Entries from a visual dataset
* * * * * * *
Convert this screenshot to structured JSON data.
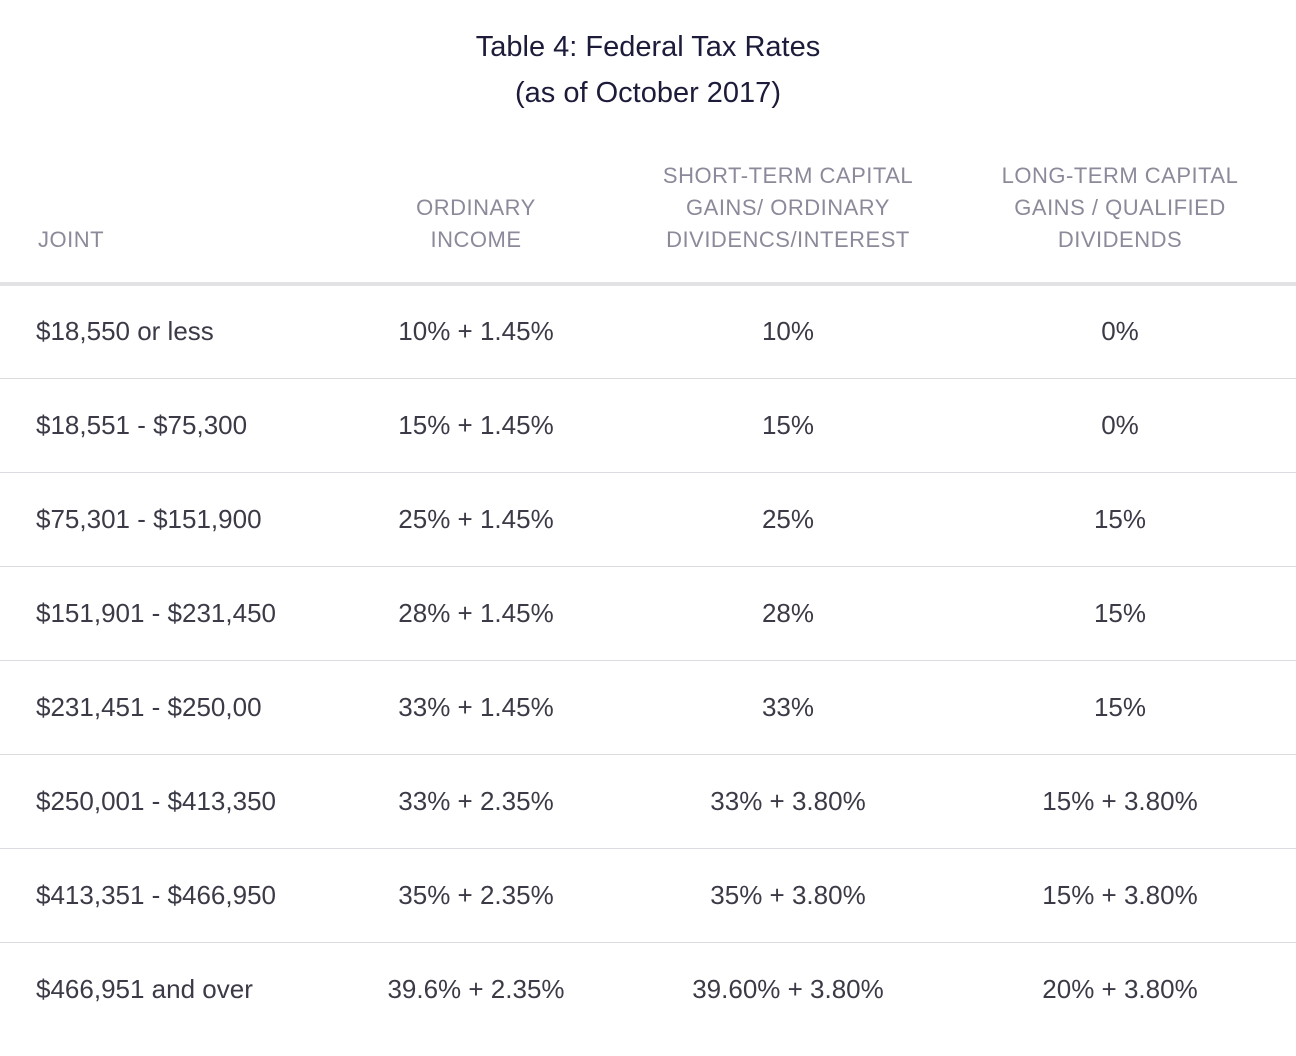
{
  "title": {
    "line1": "Table 4: Federal Tax Rates",
    "line2": "(as of October 2017)"
  },
  "table": {
    "headers": [
      "JOINT",
      "ORDINARY\nINCOME",
      "SHORT-TERM CAPITAL\nGAINS/ ORDINARY\nDIVIDENCS/INTEREST",
      "LONG-TERM CAPITAL\nGAINS / QUALIFIED\nDIVIDENDS"
    ],
    "rows": [
      [
        "$18,550 or less",
        "10% + 1.45%",
        "10%",
        "0%"
      ],
      [
        "$18,551 - $75,300",
        "15% + 1.45%",
        "15%",
        "0%"
      ],
      [
        "$75,301 - $151,900",
        "25% + 1.45%",
        "25%",
        "15%"
      ],
      [
        "$151,901 - $231,450",
        "28% + 1.45%",
        "28%",
        "15%"
      ],
      [
        "$231,451 - $250,00",
        "33% + 1.45%",
        "33%",
        "15%"
      ],
      [
        "$250,001 - $413,350",
        "33% + 2.35%",
        "33% + 3.80%",
        "15% + 3.80%"
      ],
      [
        "$413,351 - $466,950",
        "35% + 2.35%",
        "35% + 3.80%",
        "15% + 3.80%"
      ],
      [
        "$466,951 and over",
        "39.6% + 2.35%",
        "39.60% + 3.80%",
        "20% + 3.80%"
      ]
    ]
  }
}
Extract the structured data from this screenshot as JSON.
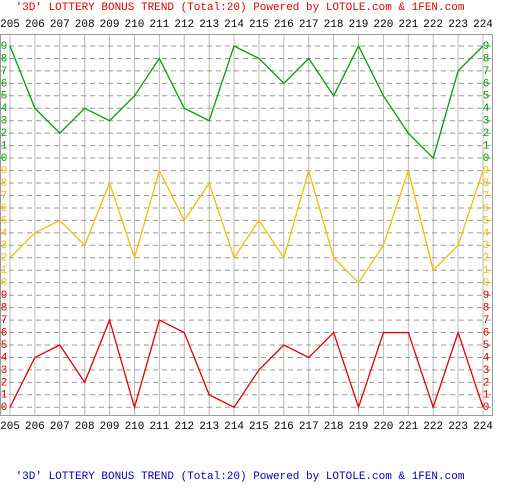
{
  "chart_data": {
    "type": "line",
    "title": "'3D' LOTTERY BONUS TREND (Total:20)  Powered by LOTOLE.com & 1FEN.com",
    "categories": [
      "205",
      "206",
      "207",
      "208",
      "209",
      "210",
      "211",
      "212",
      "213",
      "214",
      "215",
      "216",
      "217",
      "218",
      "219",
      "220",
      "221",
      "222",
      "223",
      "224"
    ],
    "series": [
      {
        "color": "#00a000",
        "values": [
          9,
          4,
          2,
          4,
          3,
          5,
          8,
          4,
          3,
          9,
          8,
          6,
          8,
          5,
          9,
          5,
          2,
          0,
          7,
          9
        ]
      },
      {
        "color": "#f0c000",
        "values": [
          2,
          4,
          5,
          3,
          8,
          2,
          9,
          5,
          8,
          2,
          5,
          2,
          9,
          2,
          0,
          3,
          9,
          1,
          3,
          9
        ]
      },
      {
        "color": "#e00000",
        "values": [
          0,
          4,
          5,
          2,
          7,
          0,
          7,
          6,
          1,
          0,
          3,
          5,
          4,
          6,
          0,
          6,
          6,
          0,
          6,
          0
        ]
      }
    ],
    "ylim": [
      0,
      9
    ],
    "yticks": [
      0,
      1,
      2,
      3,
      4,
      5,
      6,
      7,
      8,
      9
    ],
    "grid": true,
    "title_color": "#e00000",
    "caption_color": "#0000c0"
  }
}
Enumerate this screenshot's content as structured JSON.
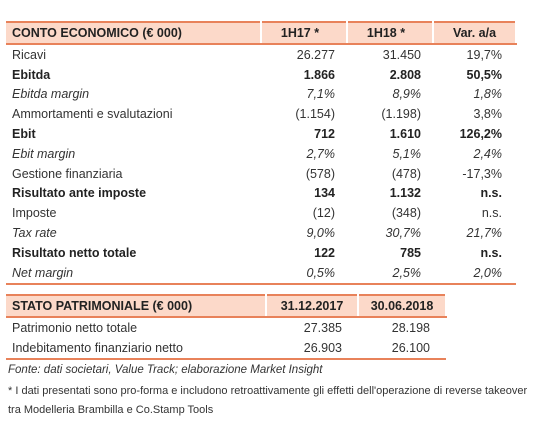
{
  "table1": {
    "header": [
      "CONTO ECONOMICO (€ 000)",
      "1H17 *",
      "1H18 *",
      "Var. a/a"
    ],
    "rows": [
      [
        "Ricavi",
        "26.277",
        "31.450",
        "19,7%"
      ],
      [
        "Ebitda",
        "1.866",
        "2.808",
        "50,5%"
      ],
      [
        "Ebitda margin",
        "7,1%",
        "8,9%",
        "1,8%"
      ],
      [
        "Ammortamenti e svalutazioni",
        "(1.154)",
        "(1.198)",
        "3,8%"
      ],
      [
        "Ebit",
        "712",
        "1.610",
        "126,2%"
      ],
      [
        "Ebit margin",
        "2,7%",
        "5,1%",
        "2,4%"
      ],
      [
        "Gestione finanziaria",
        "(578)",
        "(478)",
        "-17,3%"
      ],
      [
        "Risultato ante imposte",
        "134",
        "1.132",
        "n.s."
      ],
      [
        "Imposte",
        "(12)",
        "(348)",
        "n.s."
      ],
      [
        "Tax rate",
        "9,0%",
        "30,7%",
        "21,7%"
      ],
      [
        "Risultato netto totale",
        "122",
        "785",
        "n.s."
      ],
      [
        "Net margin",
        "0,5%",
        "2,5%",
        "2,0%"
      ]
    ]
  },
  "table2": {
    "header": [
      "STATO PATRIMONIALE (€ 000)",
      "31.12.2017",
      "30.06.2018"
    ],
    "rows": [
      [
        "Patrimonio netto totale",
        "27.385",
        "28.198"
      ],
      [
        "Indebitamento finanziario netto",
        "26.903",
        "26.100"
      ]
    ]
  },
  "source": "Fonte: dati societari, Value Track; elaborazione Market Insight",
  "note": "* I dati presentati sono pro-forma e includono retroattivamente gli effetti dell'operazione di reverse takeover tra Modelleria Brambilla e Co.Stamp Tools"
}
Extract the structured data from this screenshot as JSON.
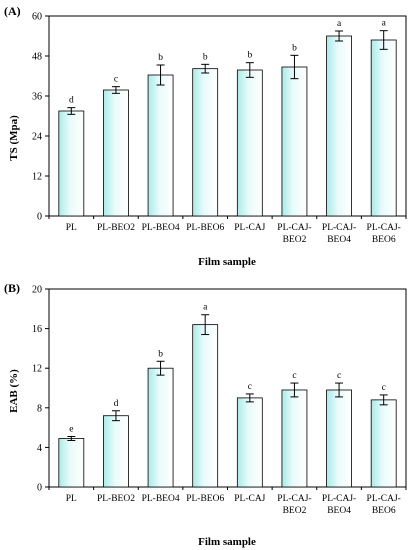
* * * * * * *
# DESCRIPTION OF THE TASK:
In the entries above, find each line with the string "netto" and copy it.

# CORRECT ANSWER:
        "Risultato netto totale",
        "Patrimonio netto totale",
        "Indebitamento finanziario netto",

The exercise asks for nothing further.